* _Brief_
Check every line below for the word "under" and copy each one that has it.

* _Record set_
────────

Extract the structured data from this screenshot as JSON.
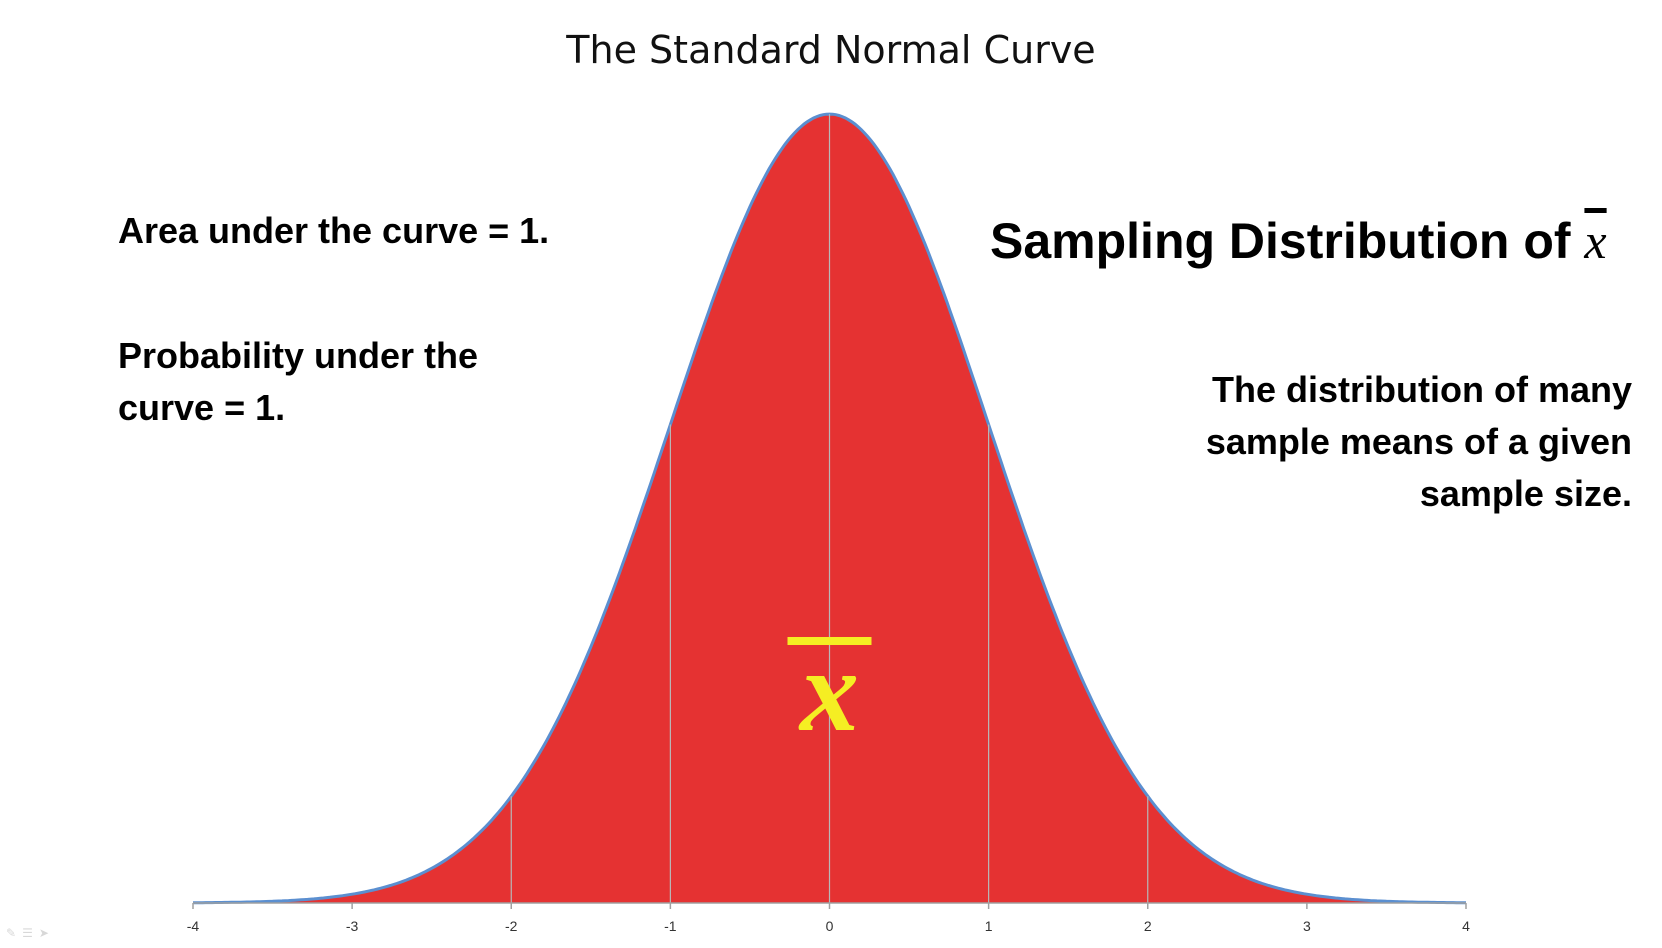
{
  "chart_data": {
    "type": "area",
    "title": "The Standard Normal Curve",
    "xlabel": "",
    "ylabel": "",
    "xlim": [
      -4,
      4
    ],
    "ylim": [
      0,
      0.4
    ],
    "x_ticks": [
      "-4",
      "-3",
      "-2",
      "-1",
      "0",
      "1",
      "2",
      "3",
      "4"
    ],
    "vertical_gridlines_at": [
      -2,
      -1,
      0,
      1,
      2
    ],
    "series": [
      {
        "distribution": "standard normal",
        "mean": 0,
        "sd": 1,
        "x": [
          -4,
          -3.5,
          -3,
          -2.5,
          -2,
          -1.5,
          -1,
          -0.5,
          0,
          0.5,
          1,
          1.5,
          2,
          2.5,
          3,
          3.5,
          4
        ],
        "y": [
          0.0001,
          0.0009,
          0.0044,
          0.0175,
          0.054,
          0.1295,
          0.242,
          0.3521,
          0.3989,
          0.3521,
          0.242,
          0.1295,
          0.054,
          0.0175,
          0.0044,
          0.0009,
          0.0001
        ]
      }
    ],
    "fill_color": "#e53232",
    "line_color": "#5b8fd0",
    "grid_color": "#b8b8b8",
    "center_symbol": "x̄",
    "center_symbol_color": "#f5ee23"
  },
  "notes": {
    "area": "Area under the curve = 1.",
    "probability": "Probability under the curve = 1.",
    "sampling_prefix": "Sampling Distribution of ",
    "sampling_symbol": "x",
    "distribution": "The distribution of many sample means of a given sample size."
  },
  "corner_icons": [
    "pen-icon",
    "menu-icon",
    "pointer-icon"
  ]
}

────────

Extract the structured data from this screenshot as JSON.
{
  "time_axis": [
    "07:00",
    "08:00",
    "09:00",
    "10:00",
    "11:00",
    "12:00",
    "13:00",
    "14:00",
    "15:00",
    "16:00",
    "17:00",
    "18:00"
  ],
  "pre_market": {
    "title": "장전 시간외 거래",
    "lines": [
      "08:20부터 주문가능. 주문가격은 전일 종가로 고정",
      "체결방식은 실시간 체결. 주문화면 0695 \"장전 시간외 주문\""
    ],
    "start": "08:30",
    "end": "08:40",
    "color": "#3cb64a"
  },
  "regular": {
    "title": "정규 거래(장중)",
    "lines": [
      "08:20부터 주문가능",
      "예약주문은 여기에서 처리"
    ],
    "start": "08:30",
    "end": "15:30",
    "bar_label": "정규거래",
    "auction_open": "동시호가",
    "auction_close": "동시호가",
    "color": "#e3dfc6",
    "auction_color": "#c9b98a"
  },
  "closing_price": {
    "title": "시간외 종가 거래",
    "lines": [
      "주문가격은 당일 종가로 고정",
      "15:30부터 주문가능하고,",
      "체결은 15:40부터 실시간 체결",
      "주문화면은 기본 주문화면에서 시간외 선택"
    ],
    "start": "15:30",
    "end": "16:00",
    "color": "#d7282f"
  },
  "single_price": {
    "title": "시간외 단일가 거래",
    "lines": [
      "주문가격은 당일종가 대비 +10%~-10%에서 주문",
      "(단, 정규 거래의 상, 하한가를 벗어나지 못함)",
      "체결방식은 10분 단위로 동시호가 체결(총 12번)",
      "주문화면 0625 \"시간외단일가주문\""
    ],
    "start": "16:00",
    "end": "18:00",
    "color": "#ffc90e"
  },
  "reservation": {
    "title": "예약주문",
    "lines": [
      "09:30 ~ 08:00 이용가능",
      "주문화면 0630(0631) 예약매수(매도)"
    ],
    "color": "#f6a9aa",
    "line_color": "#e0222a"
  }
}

────────

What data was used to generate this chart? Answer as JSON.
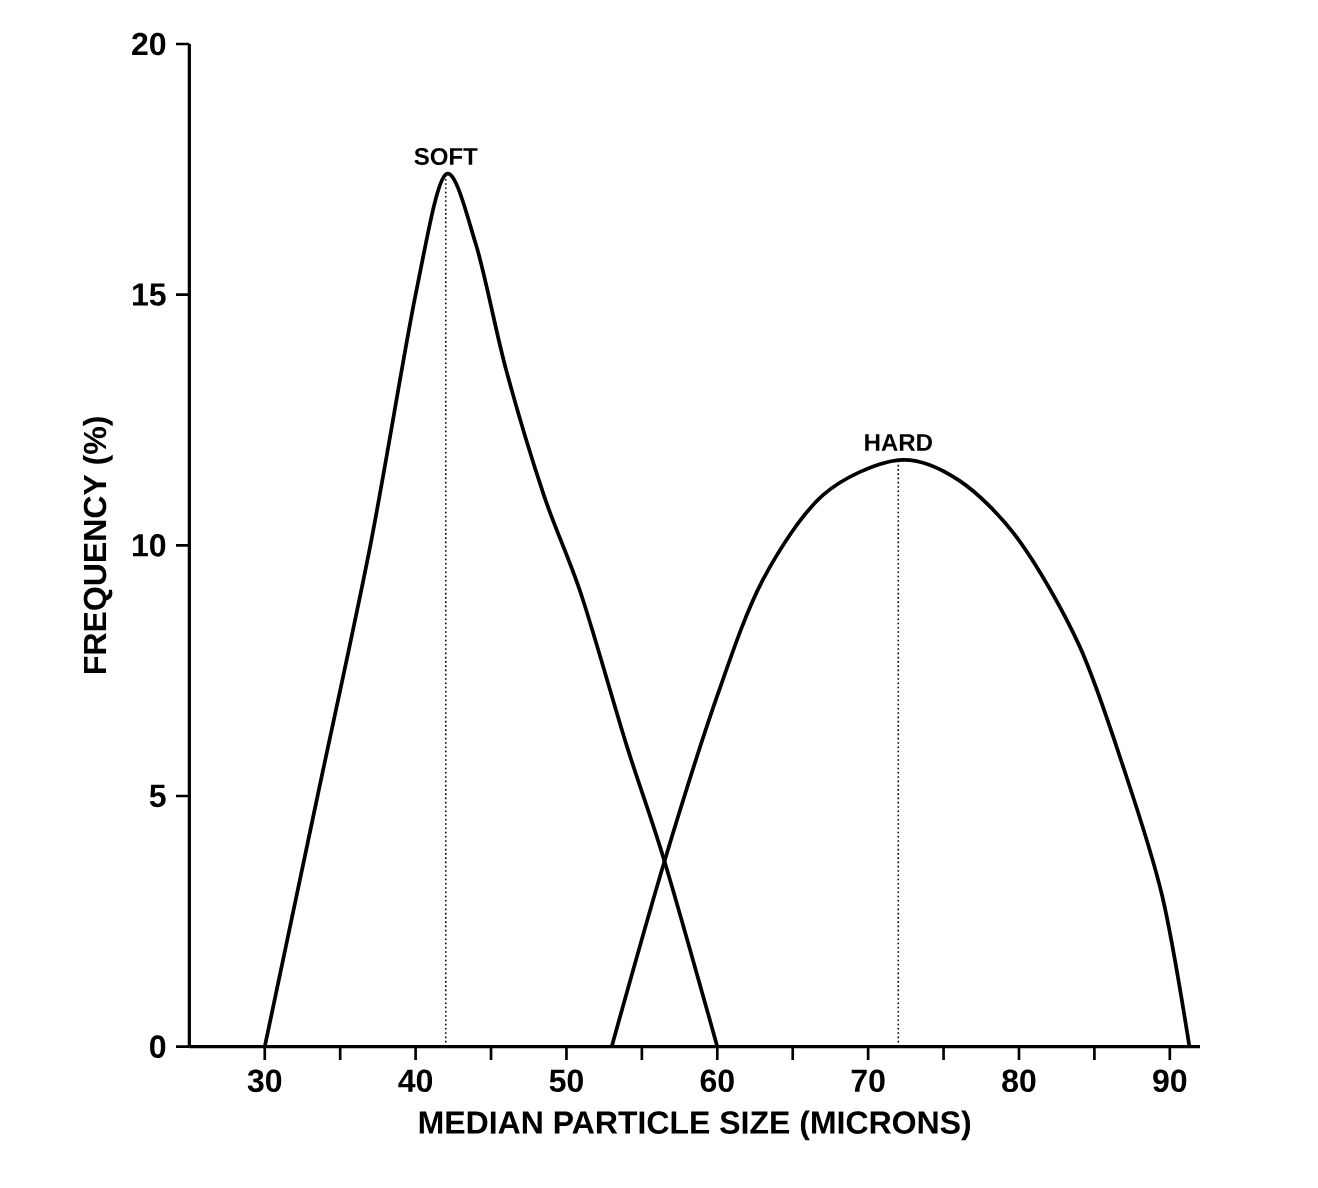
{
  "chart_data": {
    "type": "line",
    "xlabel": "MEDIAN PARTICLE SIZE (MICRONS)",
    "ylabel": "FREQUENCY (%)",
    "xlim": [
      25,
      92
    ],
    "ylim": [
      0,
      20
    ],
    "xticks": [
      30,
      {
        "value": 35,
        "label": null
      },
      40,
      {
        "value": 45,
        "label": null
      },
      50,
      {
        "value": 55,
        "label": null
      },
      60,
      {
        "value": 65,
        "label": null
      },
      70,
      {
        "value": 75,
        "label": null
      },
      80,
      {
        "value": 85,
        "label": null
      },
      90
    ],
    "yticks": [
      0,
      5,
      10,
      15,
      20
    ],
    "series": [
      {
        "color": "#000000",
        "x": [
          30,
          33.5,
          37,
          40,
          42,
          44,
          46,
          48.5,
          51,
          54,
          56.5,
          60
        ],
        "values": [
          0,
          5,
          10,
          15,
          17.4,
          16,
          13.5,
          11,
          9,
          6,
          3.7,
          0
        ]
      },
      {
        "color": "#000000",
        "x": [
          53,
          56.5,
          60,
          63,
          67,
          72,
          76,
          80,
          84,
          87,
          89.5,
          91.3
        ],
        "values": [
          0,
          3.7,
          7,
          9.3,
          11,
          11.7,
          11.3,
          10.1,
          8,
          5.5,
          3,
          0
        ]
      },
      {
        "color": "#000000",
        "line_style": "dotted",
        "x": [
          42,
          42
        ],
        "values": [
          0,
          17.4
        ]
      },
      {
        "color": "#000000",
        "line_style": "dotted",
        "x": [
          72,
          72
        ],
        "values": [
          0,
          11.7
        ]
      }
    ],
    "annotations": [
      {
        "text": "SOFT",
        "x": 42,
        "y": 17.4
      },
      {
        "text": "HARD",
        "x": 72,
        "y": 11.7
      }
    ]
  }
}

────────

* _Result of this exercise_
    "area": "Area under the curve = 1.",
    "probability": "Probability under the curve = 1.",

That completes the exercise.